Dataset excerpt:
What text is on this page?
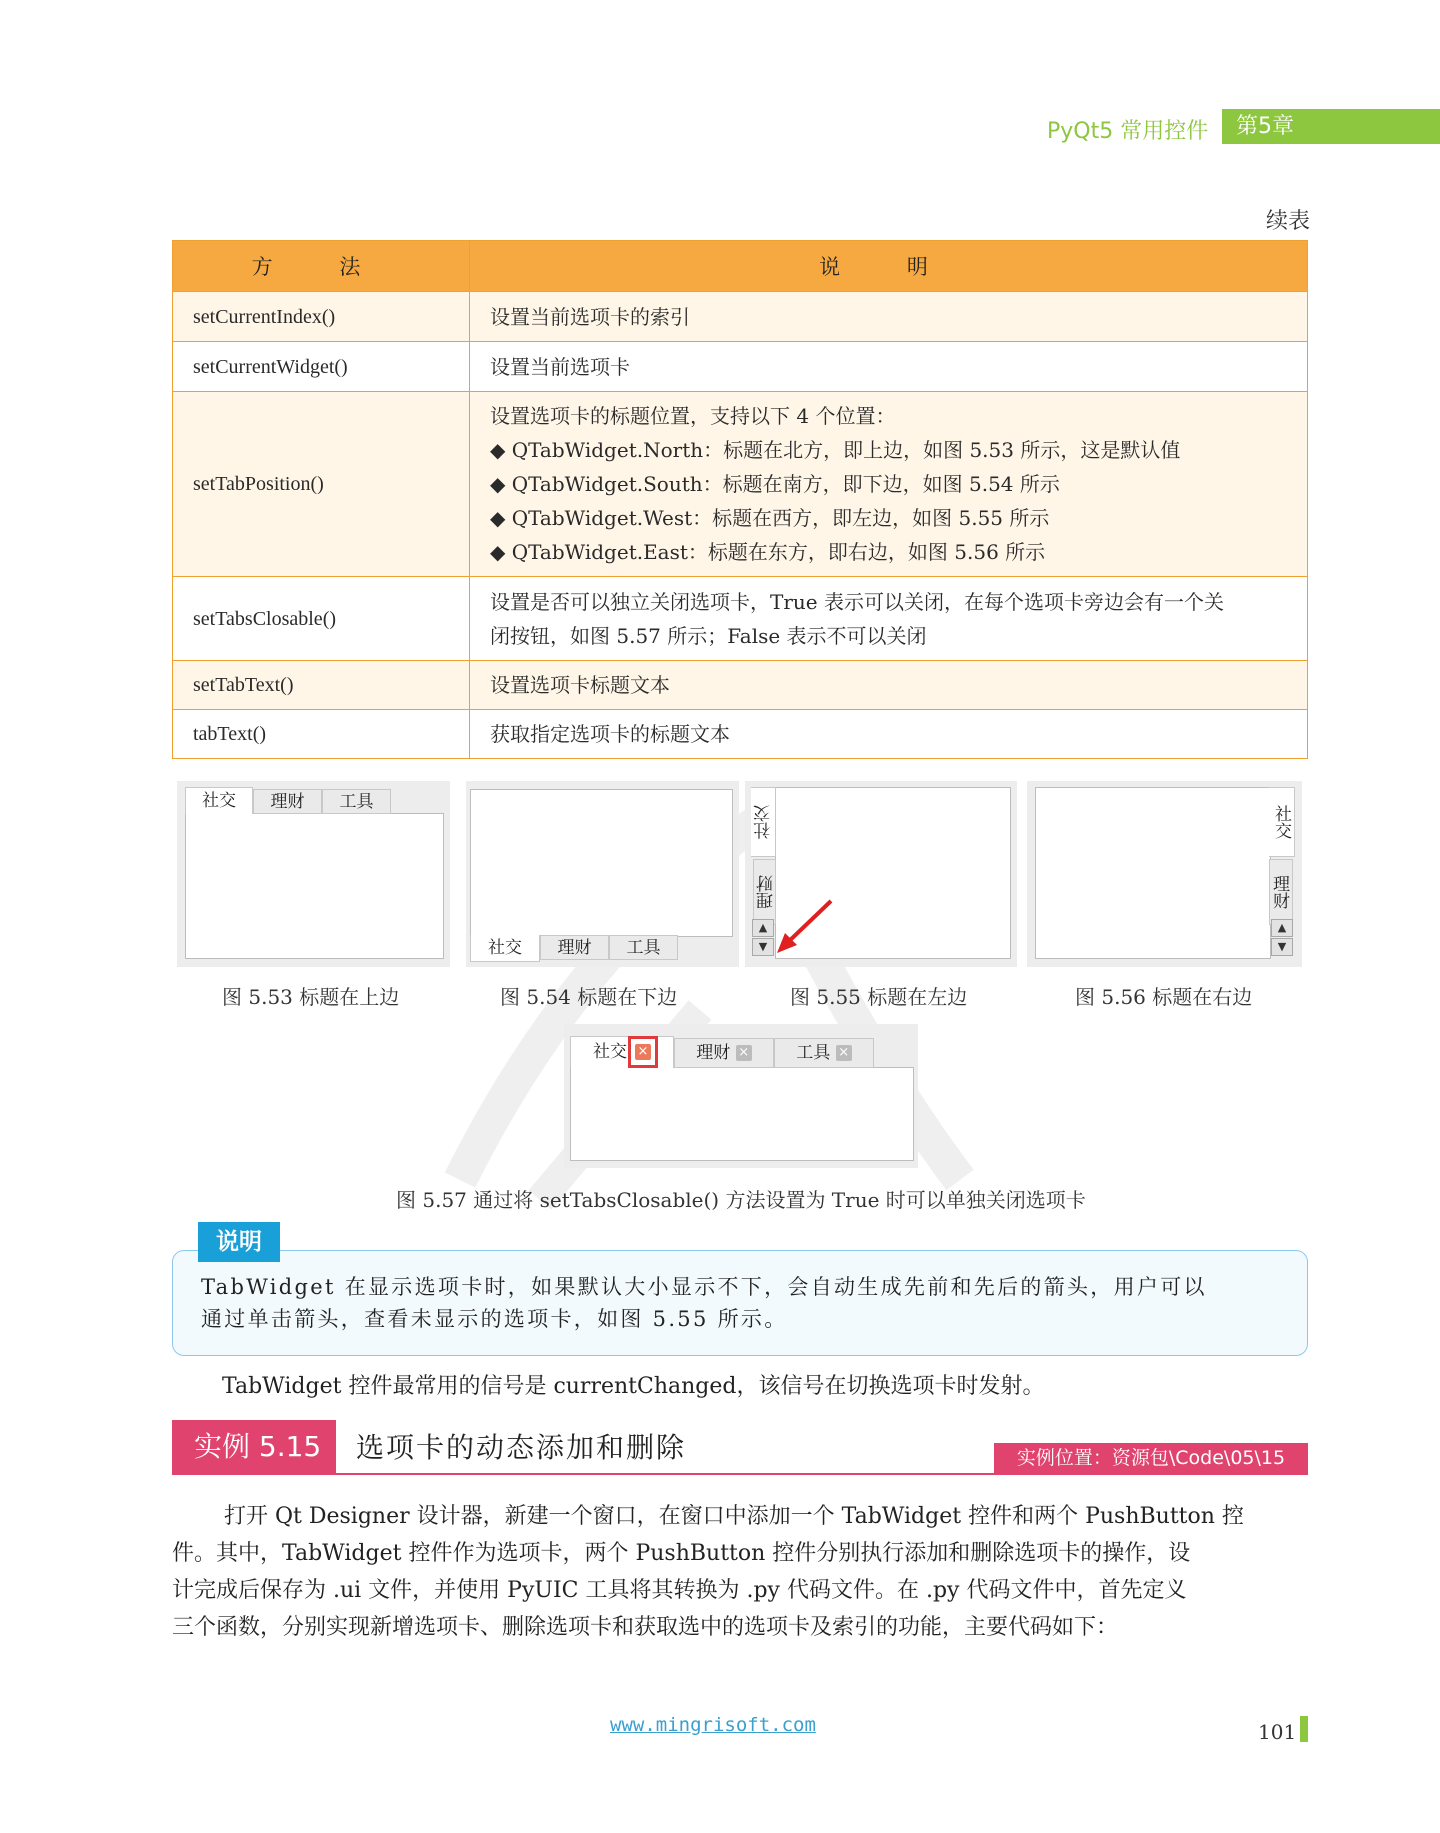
PyQt5 常用控件	第5章
续表
方 法	说 明
setCurrentIndex()	设置当前选项卡的索引
setCurrentWidget()	设置当前选项卡
setTabPosition()	设置选项卡的标题位置，支持以下 4 个位置：
◆ QTabWidget.North：标题在北方，即上边，如图 5.53 所示，这是默认值
◆ QTabWidget.South：标题在南方，即下边，如图 5.54 所示
◆ QTabWidget.West：标题在西方，即左边，如图 5.55 所示
◆ QTabWidget.East：标题在东方，即右边，如图 5.56 所示

setTabsClosable()	设置是否可以独立关闭选项卡，True 表示可以关闭，在每个选项卡旁边会有一个关
闭按钮，如图 5.57 所示；False 表示不可以关闭

setTabText()	设置选项卡标题文本
tabText()	获取指定选项卡的标题文本
社交	理财	工具
图 5.53 标题在上边
社交	理财	工具
图 5.54 标题在下边
社交
理财
▲
▼
图 5.55 标题在左边
社交
理财
▲
▼
图 5.56 标题在右边
社交 ×	理财 ×	工具 ×
图 5.57 通过将 setTabsClosable() 方法设置为 True 时可以单独关闭选项卡
TabWidget 在显示选项卡时，如果默认大小显示不下，会自动生成先前和先后的箭头，用户可以
通过单击箭头，查看未显示的选项卡，如图 5.55 所示。
说明
TabWidget 控件最常用的信号是 currentChanged，该信号在切换选项卡时发射。
实例 5.15	选项卡的动态添加和删除	实例位置：资源包\Code\05\15
打开 Qt Designer 设计器，新建一个窗口，在窗口中添加一个 TabWidget 控件和两个 PushButton 控
件。其中，TabWidget 控件作为选项卡，两个 PushButton 控件分别执行添加和删除选项卡的操作，设
计完成后保存为 .ui 文件，并使用 PyUIC 工具将其转换为 .py 代码文件。在 .py 代码文件中，首先定义
三个函数，分别实现新增选项卡、删除选项卡和获取选中的选项卡及索引的功能，主要代码如下：
www.mingrisoft.com	101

Exercise goal —
Only the count is needed: the number of lines in the data that include the word "PushButton".

Output of the exercise —
2